__Written exercise__. Scan the material and copy every line in which "change" appears.

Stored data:
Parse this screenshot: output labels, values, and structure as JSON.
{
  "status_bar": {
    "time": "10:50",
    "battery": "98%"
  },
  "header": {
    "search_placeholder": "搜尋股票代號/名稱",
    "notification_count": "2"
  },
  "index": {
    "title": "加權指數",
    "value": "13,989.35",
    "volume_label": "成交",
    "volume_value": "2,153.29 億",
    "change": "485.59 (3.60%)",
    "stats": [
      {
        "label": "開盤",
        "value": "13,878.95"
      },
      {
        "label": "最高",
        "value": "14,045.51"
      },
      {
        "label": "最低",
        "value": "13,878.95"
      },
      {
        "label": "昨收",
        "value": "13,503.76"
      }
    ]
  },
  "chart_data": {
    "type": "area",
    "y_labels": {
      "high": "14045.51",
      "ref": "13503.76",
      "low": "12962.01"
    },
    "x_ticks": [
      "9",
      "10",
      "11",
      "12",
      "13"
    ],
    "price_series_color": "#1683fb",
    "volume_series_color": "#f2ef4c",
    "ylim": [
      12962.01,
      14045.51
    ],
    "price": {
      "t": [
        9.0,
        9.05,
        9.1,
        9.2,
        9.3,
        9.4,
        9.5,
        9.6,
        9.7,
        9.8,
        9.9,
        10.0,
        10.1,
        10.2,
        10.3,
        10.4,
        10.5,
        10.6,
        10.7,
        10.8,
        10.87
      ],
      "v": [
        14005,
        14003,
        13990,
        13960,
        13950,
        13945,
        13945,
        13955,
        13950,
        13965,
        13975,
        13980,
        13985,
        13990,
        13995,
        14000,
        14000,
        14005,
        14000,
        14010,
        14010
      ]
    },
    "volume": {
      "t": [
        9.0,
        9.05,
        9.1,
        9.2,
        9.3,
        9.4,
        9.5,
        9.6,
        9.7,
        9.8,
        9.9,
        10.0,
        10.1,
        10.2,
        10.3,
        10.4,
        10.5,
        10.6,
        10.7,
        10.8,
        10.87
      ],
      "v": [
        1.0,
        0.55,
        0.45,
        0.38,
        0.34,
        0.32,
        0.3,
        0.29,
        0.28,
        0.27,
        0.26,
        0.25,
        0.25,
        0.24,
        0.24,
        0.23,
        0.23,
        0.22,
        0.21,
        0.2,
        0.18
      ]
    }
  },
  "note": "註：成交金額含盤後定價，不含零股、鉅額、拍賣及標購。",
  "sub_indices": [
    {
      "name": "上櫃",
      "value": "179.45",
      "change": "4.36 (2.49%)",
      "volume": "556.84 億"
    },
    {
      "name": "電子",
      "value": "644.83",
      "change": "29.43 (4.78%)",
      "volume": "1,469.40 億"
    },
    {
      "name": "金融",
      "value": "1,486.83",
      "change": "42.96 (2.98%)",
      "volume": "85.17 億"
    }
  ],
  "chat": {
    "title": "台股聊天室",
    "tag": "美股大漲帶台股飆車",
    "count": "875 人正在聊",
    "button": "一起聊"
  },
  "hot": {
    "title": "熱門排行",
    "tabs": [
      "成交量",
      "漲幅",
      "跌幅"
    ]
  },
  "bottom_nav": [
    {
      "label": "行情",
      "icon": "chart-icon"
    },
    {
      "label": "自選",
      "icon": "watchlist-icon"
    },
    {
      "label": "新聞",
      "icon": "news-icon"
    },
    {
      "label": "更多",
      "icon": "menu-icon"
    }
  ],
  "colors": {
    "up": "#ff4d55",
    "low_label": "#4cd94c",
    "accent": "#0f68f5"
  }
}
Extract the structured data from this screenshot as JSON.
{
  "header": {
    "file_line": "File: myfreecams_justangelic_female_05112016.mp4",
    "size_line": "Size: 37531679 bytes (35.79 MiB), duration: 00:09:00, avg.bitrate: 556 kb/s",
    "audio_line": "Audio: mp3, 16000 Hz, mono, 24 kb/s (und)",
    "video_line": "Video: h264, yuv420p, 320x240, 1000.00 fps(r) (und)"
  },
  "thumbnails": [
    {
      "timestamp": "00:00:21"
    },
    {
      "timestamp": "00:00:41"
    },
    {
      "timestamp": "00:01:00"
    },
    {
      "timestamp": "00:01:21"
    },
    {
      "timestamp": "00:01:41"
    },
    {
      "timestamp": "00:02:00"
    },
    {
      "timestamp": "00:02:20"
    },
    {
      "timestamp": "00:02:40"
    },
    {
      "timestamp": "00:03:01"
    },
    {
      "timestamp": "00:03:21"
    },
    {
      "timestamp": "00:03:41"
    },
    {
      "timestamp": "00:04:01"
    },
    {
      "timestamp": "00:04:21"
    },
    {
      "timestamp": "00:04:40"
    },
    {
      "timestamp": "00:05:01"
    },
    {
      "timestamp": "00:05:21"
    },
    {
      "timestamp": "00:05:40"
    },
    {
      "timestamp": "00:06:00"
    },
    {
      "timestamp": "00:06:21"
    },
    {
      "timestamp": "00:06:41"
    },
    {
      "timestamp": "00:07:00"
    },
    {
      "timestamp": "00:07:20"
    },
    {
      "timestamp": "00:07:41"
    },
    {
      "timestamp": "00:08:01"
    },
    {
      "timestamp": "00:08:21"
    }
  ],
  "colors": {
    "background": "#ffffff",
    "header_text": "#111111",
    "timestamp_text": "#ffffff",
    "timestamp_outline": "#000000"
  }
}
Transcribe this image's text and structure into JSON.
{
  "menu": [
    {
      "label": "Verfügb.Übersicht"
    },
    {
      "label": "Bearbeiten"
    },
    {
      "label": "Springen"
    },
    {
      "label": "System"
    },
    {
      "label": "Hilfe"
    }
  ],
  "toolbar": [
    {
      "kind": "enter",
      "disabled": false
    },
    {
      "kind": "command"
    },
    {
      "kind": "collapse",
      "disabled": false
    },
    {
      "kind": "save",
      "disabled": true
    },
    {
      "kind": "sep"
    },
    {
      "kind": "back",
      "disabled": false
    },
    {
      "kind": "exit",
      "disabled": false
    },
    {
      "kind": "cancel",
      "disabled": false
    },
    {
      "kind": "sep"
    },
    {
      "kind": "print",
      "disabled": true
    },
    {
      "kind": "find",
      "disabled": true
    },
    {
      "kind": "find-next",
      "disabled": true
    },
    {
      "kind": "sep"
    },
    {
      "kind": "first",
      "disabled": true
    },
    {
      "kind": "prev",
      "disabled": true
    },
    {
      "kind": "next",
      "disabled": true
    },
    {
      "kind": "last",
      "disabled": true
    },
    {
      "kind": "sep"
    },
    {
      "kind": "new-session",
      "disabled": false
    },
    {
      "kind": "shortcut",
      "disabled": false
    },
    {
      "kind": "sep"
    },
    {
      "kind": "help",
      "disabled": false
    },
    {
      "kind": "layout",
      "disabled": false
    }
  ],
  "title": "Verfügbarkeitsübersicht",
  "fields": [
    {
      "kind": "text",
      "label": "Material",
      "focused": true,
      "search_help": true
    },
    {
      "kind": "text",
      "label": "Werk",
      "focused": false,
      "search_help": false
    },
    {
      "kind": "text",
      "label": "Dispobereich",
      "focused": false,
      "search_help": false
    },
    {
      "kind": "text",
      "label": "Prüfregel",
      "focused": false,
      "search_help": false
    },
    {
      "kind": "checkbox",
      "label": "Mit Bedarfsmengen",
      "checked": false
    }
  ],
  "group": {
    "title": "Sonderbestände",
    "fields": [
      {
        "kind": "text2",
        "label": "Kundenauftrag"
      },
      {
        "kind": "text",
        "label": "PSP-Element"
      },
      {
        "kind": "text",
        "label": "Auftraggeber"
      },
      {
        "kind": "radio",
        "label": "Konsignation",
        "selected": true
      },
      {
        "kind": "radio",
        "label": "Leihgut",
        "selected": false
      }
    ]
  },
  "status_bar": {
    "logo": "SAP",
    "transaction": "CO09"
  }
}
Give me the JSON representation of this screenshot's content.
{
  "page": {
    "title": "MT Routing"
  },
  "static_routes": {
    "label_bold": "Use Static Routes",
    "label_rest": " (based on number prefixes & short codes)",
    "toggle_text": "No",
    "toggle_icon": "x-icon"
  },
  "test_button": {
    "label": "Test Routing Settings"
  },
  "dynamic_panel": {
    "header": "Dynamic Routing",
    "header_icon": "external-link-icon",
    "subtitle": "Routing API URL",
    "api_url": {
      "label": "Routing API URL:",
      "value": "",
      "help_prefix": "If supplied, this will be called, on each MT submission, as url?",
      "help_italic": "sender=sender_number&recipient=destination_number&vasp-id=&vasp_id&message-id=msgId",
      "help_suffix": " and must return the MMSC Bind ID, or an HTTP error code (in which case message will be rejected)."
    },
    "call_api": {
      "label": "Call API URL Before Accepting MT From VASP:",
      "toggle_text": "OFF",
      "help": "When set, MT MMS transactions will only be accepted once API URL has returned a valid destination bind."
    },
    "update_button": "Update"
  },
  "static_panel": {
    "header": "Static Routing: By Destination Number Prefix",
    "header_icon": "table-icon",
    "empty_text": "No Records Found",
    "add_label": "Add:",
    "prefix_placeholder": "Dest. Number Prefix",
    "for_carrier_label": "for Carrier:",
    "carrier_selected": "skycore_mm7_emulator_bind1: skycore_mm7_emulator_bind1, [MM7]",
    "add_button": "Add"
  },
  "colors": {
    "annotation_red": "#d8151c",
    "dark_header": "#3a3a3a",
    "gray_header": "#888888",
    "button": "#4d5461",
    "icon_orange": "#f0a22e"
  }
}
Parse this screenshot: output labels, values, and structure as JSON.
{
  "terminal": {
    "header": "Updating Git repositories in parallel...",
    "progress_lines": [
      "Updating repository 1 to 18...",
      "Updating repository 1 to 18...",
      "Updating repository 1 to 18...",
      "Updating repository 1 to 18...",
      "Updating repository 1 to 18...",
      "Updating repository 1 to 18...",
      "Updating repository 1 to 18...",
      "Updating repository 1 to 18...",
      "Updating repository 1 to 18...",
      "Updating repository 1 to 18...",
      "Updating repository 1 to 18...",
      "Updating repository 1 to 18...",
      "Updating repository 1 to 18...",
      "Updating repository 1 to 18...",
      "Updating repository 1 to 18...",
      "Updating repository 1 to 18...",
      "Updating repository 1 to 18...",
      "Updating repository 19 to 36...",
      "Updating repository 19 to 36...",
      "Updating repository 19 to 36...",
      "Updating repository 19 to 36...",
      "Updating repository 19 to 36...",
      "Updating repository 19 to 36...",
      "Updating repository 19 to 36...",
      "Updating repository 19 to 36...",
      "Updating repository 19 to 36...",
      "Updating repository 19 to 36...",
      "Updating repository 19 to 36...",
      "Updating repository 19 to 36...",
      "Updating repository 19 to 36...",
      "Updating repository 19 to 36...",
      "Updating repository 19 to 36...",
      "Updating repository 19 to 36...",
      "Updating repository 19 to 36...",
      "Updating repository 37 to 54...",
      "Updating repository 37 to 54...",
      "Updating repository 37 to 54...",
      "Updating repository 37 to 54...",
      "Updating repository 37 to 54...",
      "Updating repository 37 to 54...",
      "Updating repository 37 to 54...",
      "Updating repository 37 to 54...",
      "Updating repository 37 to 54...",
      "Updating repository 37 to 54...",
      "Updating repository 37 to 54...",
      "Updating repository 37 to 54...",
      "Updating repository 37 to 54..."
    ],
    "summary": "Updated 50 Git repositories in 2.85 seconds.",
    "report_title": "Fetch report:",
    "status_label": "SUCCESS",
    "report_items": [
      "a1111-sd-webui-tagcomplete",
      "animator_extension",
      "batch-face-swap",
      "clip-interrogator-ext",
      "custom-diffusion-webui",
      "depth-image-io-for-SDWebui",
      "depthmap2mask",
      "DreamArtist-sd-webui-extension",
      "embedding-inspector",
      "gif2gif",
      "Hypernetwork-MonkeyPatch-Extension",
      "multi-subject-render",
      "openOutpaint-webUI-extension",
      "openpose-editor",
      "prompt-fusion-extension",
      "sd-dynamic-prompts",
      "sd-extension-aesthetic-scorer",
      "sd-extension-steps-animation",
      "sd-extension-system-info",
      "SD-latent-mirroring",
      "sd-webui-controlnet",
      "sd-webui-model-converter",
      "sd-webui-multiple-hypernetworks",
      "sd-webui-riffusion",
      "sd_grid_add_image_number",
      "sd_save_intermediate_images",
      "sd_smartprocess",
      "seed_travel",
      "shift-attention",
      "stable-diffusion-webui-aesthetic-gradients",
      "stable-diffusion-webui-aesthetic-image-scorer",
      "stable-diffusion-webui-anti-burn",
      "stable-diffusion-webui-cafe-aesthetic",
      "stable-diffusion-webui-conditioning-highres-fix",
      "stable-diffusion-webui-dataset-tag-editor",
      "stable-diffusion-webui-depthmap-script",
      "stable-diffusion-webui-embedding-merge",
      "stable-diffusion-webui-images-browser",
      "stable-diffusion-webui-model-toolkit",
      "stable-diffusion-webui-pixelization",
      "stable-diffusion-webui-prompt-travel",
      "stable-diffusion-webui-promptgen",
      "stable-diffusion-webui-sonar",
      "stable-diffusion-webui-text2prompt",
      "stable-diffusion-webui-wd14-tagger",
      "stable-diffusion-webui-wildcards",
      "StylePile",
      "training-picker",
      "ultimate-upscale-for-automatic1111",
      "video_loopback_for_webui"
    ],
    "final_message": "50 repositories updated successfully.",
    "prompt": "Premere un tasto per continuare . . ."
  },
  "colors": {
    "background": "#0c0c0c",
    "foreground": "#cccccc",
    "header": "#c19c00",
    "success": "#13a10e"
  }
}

__Solution to this task__.
    "change": "485.59 (3.60%)",
      "change": "4.36 (2.49%)",
      "change": "29.43 (4.78%)",
      "change": "42.96 (2.98%)",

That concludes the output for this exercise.